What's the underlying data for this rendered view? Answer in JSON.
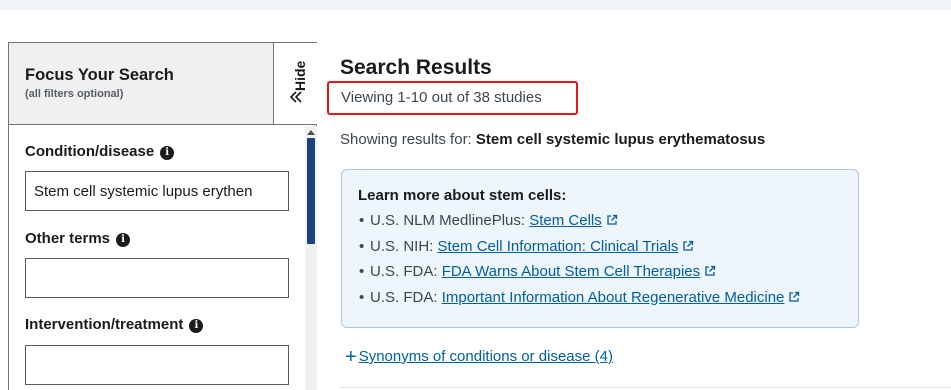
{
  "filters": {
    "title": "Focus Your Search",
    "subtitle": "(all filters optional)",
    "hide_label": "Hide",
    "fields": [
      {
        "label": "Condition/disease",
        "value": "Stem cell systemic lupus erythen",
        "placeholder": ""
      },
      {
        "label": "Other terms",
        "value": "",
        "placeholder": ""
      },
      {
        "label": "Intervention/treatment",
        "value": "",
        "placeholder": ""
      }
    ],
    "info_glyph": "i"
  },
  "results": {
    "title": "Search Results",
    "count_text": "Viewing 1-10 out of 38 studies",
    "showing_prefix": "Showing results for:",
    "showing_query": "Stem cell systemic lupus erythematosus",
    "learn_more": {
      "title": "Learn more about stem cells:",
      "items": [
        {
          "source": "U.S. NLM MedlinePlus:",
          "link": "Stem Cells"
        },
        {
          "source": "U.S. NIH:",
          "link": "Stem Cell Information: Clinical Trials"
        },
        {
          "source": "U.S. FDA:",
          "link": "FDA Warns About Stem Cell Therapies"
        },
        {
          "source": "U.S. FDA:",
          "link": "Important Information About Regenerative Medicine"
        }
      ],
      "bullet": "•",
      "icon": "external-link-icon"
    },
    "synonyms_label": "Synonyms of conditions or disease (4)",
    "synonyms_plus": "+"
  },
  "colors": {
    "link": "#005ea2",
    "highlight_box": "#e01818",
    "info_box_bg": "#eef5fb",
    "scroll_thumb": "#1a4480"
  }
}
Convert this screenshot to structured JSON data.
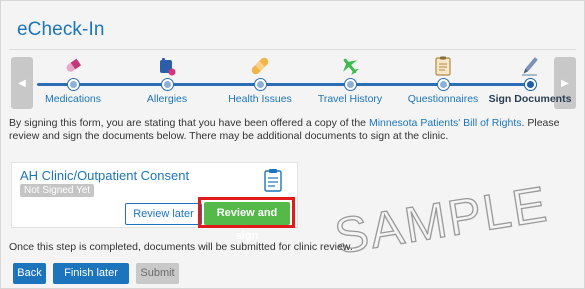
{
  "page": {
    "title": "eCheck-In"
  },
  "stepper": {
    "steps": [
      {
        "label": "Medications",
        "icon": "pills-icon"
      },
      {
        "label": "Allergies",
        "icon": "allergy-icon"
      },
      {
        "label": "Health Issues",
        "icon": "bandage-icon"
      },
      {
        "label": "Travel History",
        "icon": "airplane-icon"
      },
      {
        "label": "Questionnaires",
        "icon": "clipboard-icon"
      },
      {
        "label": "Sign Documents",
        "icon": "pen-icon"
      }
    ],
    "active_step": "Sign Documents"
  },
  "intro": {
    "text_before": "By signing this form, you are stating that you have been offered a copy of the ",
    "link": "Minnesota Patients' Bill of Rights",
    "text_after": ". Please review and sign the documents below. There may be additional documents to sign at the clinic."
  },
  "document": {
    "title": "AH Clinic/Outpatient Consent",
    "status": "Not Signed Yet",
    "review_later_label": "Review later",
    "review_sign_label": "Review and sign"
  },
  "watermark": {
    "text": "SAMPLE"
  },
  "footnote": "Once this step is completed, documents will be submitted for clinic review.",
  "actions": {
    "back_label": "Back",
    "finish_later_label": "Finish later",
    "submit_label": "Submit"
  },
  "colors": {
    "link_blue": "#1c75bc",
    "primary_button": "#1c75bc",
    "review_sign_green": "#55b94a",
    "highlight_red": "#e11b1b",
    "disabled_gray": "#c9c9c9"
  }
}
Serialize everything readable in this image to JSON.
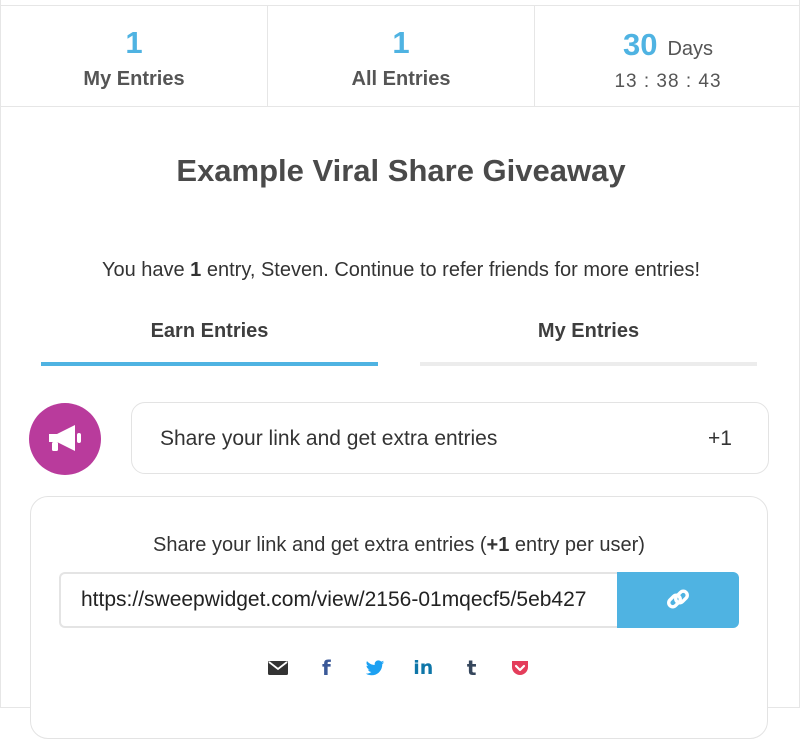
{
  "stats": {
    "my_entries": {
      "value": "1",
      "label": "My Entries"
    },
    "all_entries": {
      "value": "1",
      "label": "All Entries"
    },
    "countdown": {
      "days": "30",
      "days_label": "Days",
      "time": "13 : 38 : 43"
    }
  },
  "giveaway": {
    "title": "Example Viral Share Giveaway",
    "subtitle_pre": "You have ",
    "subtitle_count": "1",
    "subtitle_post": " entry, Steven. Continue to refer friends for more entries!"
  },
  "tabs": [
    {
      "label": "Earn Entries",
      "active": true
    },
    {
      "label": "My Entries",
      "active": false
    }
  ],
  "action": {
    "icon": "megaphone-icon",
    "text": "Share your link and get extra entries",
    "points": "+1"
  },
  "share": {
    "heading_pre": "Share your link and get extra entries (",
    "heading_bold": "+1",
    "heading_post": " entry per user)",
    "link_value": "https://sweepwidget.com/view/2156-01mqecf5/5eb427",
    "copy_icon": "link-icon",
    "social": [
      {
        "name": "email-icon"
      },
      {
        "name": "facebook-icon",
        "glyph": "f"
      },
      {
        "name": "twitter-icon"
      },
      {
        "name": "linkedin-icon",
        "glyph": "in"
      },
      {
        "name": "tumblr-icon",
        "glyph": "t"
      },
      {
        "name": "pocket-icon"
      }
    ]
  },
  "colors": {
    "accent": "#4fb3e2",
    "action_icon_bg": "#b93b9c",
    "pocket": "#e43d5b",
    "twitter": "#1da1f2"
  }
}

* **DESCRIPTION OF THE TASK**
Using the material above, set down every line exactly, but skip the pictures.

* **ANSWER BELOW**
What's the underlying data for this rendered view? Answer in JSON.
{
  "filters": {
    "title": "Focus Your Search",
    "subtitle": "(all filters optional)",
    "hide_label": "Hide",
    "fields": [
      {
        "label": "Condition/disease",
        "value": "Stem cell systemic lupus erythen",
        "placeholder": ""
      },
      {
        "label": "Other terms",
        "value": "",
        "placeholder": ""
      },
      {
        "label": "Intervention/treatment",
        "value": "",
        "placeholder": ""
      }
    ],
    "info_glyph": "i"
  },
  "results": {
    "title": "Search Results",
    "count_text": "Viewing 1-10 out of 38 studies",
    "showing_prefix": "Showing results for:",
    "showing_query": "Stem cell systemic lupus erythematosus",
    "learn_more": {
      "title": "Learn more about stem cells:",
      "items": [
        {
          "source": "U.S. NLM MedlinePlus:",
          "link": "Stem Cells"
        },
        {
          "source": "U.S. NIH:",
          "link": "Stem Cell Information: Clinical Trials"
        },
        {
          "source": "U.S. FDA:",
          "link": "FDA Warns About Stem Cell Therapies"
        },
        {
          "source": "U.S. FDA:",
          "link": "Important Information About Regenerative Medicine"
        }
      ],
      "bullet": "•",
      "icon": "external-link-icon"
    },
    "synonyms_label": "Synonyms of conditions or disease (4)",
    "synonyms_plus": "+"
  },
  "colors": {
    "link": "#005ea2",
    "highlight_box": "#e01818",
    "info_box_bg": "#eef5fb",
    "scroll_thumb": "#1a4480"
  }
}
Convert this screenshot to structured JSON data.
{
  "page": {
    "title": "eCheck-In"
  },
  "stepper": {
    "steps": [
      {
        "label": "Medications",
        "icon": "pills-icon"
      },
      {
        "label": "Allergies",
        "icon": "allergy-icon"
      },
      {
        "label": "Health Issues",
        "icon": "bandage-icon"
      },
      {
        "label": "Travel History",
        "icon": "airplane-icon"
      },
      {
        "label": "Questionnaires",
        "icon": "clipboard-icon"
      },
      {
        "label": "Sign Documents",
        "icon": "pen-icon"
      }
    ],
    "active_step": "Sign Documents"
  },
  "intro": {
    "text_before": "By signing this form, you are stating that you have been offered a copy of the ",
    "link": "Minnesota Patients' Bill of Rights",
    "text_after": ". Please review and sign the documents below. There may be additional documents to sign at the clinic."
  },
  "document": {
    "title": "AH Clinic/Outpatient Consent",
    "status": "Not Signed Yet",
    "review_later_label": "Review later",
    "review_sign_label": "Review and sign"
  },
  "watermark": {
    "text": "SAMPLE"
  },
  "footnote": "Once this step is completed, documents will be submitted for clinic review.",
  "actions": {
    "back_label": "Back",
    "finish_later_label": "Finish later",
    "submit_label": "Submit"
  },
  "colors": {
    "link_blue": "#1c75bc",
    "primary_button": "#1c75bc",
    "review_sign_green": "#55b94a",
    "highlight_red": "#e11b1b",
    "disabled_gray": "#c9c9c9"
  }
}
Serialize everything readable in this image to JSON.
{
  "stats": {
    "my_entries": {
      "value": "1",
      "label": "My Entries"
    },
    "all_entries": {
      "value": "1",
      "label": "All Entries"
    },
    "countdown": {
      "days": "30",
      "days_label": "Days",
      "time": "13 : 38 : 43"
    }
  },
  "giveaway": {
    "title": "Example Viral Share Giveaway",
    "subtitle_pre": "You have ",
    "subtitle_count": "1",
    "subtitle_post": " entry, Steven. Continue to refer friends for more entries!"
  },
  "tabs": [
    {
      "label": "Earn Entries",
      "active": true
    },
    {
      "label": "My Entries",
      "active": false
    }
  ],
  "action": {
    "icon": "megaphone-icon",
    "text": "Share your link and get extra entries",
    "points": "+1"
  },
  "share": {
    "heading_pre": "Share your link and get extra entries (",
    "heading_bold": "+1",
    "heading_post": " entry per user)",
    "link_value": "https://sweepwidget.com/view/2156-01mqecf5/5eb427",
    "copy_icon": "link-icon",
    "social": [
      {
        "name": "email-icon"
      },
      {
        "name": "facebook-icon",
        "glyph": "f"
      },
      {
        "name": "twitter-icon"
      },
      {
        "name": "linkedin-icon",
        "glyph": "in"
      },
      {
        "name": "tumblr-icon",
        "glyph": "t"
      },
      {
        "name": "pocket-icon"
      }
    ]
  },
  "colors": {
    "accent": "#4fb3e2",
    "action_icon_bg": "#b93b9c",
    "pocket": "#e43d5b",
    "twitter": "#1da1f2"
  }
}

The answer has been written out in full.